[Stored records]

╭──

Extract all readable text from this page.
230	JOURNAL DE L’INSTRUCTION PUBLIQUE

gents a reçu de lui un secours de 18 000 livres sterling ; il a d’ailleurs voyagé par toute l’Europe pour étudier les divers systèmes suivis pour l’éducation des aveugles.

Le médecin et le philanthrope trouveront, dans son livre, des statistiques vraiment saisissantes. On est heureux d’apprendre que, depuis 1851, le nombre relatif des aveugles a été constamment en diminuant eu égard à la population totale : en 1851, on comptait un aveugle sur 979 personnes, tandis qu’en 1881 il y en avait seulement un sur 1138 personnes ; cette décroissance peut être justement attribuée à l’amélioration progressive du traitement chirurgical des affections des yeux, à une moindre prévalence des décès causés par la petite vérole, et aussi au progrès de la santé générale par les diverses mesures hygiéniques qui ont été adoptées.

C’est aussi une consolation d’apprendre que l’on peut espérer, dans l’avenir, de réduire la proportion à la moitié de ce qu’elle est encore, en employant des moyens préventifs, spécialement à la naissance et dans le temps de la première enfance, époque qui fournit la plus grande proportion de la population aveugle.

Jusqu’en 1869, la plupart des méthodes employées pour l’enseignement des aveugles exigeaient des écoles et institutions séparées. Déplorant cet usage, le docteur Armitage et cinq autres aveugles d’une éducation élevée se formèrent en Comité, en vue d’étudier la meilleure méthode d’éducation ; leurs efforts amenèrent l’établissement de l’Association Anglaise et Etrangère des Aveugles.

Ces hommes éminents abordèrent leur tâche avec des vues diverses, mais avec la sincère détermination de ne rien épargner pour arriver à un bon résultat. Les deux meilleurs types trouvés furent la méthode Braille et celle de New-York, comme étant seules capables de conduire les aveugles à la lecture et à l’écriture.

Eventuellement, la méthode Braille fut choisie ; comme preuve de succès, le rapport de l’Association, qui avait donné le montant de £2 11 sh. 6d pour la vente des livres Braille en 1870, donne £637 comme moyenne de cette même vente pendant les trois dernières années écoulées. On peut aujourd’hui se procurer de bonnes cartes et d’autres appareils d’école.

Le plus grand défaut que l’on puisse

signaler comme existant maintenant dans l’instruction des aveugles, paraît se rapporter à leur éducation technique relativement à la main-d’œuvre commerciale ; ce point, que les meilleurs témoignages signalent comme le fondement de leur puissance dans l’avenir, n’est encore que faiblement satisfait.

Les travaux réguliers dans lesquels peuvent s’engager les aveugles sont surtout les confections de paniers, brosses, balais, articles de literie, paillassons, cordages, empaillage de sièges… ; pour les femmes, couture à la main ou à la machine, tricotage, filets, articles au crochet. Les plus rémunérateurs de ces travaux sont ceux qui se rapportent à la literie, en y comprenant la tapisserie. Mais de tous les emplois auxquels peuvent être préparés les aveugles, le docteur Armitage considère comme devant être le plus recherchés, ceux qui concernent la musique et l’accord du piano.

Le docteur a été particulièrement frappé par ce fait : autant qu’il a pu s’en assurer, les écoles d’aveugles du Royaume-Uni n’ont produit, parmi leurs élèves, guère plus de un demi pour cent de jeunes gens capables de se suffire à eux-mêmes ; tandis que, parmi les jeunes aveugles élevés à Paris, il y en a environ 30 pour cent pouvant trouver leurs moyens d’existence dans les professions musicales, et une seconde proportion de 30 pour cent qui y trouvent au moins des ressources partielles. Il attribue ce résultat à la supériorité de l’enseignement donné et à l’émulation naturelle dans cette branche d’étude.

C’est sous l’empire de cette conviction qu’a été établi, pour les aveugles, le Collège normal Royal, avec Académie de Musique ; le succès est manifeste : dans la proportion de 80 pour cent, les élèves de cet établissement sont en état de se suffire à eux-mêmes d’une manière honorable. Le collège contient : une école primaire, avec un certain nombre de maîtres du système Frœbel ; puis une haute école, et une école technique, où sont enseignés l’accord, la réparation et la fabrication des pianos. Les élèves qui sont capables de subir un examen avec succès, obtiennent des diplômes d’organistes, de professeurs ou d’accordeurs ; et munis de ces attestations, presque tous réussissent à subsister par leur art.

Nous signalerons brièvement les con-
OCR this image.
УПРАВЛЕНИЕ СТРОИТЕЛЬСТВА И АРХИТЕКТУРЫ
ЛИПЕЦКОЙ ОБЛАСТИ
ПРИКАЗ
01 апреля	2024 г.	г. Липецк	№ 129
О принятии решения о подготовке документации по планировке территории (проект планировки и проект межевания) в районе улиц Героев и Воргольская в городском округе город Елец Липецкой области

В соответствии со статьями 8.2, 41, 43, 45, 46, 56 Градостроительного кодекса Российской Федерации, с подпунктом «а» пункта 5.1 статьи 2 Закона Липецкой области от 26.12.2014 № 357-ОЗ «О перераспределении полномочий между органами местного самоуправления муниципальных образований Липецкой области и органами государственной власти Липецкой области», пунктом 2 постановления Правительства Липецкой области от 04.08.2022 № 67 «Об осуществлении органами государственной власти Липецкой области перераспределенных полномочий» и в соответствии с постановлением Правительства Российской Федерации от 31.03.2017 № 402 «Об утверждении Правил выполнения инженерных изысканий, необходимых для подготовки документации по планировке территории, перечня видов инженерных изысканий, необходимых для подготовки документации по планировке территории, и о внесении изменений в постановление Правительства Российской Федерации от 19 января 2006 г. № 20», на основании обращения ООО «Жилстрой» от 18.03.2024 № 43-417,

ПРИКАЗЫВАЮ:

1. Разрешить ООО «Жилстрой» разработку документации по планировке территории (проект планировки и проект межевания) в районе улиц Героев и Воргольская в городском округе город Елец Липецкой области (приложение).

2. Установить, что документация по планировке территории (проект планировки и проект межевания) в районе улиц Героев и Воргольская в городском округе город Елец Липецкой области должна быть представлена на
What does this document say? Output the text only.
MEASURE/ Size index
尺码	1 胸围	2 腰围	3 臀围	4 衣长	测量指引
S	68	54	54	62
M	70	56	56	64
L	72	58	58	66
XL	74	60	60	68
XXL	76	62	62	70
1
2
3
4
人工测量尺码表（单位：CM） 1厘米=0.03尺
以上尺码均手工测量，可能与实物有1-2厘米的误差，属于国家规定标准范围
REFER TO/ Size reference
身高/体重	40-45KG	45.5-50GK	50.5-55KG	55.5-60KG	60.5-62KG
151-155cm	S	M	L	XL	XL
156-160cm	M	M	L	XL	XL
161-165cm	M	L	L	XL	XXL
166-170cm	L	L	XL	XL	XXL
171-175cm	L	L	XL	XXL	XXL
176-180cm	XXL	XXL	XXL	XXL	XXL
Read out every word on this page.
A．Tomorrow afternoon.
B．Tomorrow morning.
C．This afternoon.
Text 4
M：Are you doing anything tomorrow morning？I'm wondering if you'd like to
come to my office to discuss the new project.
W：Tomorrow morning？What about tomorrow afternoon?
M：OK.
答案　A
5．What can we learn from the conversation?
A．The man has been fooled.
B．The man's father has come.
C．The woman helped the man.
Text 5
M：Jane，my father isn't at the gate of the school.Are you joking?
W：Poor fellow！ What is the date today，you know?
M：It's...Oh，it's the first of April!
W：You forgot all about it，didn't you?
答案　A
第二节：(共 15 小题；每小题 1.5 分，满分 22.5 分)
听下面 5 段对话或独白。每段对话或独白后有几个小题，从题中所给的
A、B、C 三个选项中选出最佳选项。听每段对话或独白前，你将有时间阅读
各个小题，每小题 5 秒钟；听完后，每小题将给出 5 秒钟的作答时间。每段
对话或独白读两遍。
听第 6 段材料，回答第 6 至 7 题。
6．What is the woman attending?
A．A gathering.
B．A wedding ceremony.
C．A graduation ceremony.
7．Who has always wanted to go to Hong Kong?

╰──

WHAT IS ASKED:
Where a line above contains the string "from", copy that line.

RESPONSE BELOW:
Extract all readable text from this page.
5．What can we learn from the conversation?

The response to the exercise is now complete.